What is needed:
Write out every single entry exactly.

Records for the exercise:
_ _ _ _
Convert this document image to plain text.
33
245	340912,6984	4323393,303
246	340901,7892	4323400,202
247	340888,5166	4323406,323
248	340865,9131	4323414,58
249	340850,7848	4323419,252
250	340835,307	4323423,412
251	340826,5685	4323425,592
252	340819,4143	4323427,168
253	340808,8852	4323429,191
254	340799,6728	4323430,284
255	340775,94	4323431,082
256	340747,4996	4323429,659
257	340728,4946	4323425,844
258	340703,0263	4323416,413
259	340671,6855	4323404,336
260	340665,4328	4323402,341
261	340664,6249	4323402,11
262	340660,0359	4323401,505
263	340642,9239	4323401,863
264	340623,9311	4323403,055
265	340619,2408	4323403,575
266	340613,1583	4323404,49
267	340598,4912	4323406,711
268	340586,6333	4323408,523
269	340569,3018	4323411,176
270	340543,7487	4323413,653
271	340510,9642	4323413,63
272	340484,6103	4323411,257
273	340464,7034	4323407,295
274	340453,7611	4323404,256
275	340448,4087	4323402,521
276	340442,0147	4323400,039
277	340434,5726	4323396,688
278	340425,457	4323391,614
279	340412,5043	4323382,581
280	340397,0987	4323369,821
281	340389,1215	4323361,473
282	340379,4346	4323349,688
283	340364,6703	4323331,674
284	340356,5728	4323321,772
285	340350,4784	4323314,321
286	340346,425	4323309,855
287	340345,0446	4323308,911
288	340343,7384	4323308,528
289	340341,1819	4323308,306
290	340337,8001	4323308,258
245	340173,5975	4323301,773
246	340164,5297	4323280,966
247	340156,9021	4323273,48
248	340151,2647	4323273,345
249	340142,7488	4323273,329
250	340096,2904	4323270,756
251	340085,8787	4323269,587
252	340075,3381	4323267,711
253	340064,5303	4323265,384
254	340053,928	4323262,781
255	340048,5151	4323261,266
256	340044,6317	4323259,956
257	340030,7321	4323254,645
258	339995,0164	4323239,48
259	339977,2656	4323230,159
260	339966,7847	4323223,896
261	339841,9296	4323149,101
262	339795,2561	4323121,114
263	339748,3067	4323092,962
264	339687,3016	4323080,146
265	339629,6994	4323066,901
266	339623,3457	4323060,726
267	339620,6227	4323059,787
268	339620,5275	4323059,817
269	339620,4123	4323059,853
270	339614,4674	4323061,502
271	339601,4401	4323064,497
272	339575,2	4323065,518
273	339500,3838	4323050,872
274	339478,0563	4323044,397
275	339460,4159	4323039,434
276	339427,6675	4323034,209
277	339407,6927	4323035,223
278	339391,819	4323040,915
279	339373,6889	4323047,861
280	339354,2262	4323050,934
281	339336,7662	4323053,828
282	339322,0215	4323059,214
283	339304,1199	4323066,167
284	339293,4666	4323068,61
_ _ _ _
The reply:
Convert this document image to plain text.
33
245	340912,6984	4323393,303
246	340901,7892	4323400,202
247	340888,5166	4323406,323
248	340865,9131	4323414,58
249	340850,7848	4323419,252
250	340835,307	4323423,412
251	340826,5685	4323425,592
252	340819,4143	4323427,168
253	340808,8852	4323429,191
254	340799,6728	4323430,284
255	340775,94	4323431,082
256	340747,4996	4323429,659
257	340728,4946	4323425,844
258	340703,0263	4323416,413
259	340671,6855	4323404,336
260	340665,4328	4323402,341
261	340664,6249	4323402,11
262	340660,0359	4323401,505
263	340642,9239	4323401,863
264	340623,9311	4323403,055
265	340619,2408	4323403,575
266	340613,1583	4323404,49
267	340598,4912	4323406,711
268	340586,6333	4323408,523
269	340569,3018	4323411,176
270	340543,7487	4323413,653
271	340510,9642	4323413,63
272	340484,6103	4323411,257
273	340464,7034	4323407,295
274	340453,7611	4323404,256
275	340448,4087	4323402,521
276	340442,0147	4323400,039
277	340434,5726	4323396,688
278	340425,457	4323391,614
279	340412,5043	4323382,581
280	340397,0987	4323369,821
281	340389,1215	4323361,473
282	340379,4346	4323349,688
283	340364,6703	4323331,674
284	340356,5728	4323321,772
285	340350,4784	4323314,321
286	340346,425	4323309,855
287	340345,0446	4323308,911
288	340343,7384	4323308,528
289	340341,1819	4323308,306
290	340337,8001	4323308,258
245	340173,5975	4323301,773
246	340164,5297	4323280,966
247	340156,9021	4323273,48
248	340151,2647	4323273,345
249	340142,7488	4323273,329
250	340096,2904	4323270,756
251	340085,8787	4323269,587
252	340075,3381	4323267,711
253	340064,5303	4323265,384
254	340053,928	4323262,781
255	340048,5151	4323261,266
256	340044,6317	4323259,956
257	340030,7321	4323254,645
258	339995,0164	4323239,48
259	339977,2656	4323230,159
260	339966,7847	4323223,896
261	339841,9296	4323149,101
262	339795,2561	4323121,114
263	339748,3067	4323092,962
264	339687,3016	4323080,146
265	339629,6994	4323066,901
266	339623,3457	4323060,726
267	339620,6227	4323059,787
268	339620,5275	4323059,817
269	339620,4123	4323059,853
270	339614,4674	4323061,502
271	339601,4401	4323064,497
272	339575,2	4323065,518
273	339500,3838	4323050,872
274	339478,0563	4323044,397
275	339460,4159	4323039,434
276	339427,6675	4323034,209
277	339407,6927	4323035,223
278	339391,819	4323040,915
279	339373,6889	4323047,861
280	339354,2262	4323050,934
281	339336,7662	4323053,828
282	339322,0215	4323059,214
283	339304,1199	4323066,167
284	339293,4666	4323068,61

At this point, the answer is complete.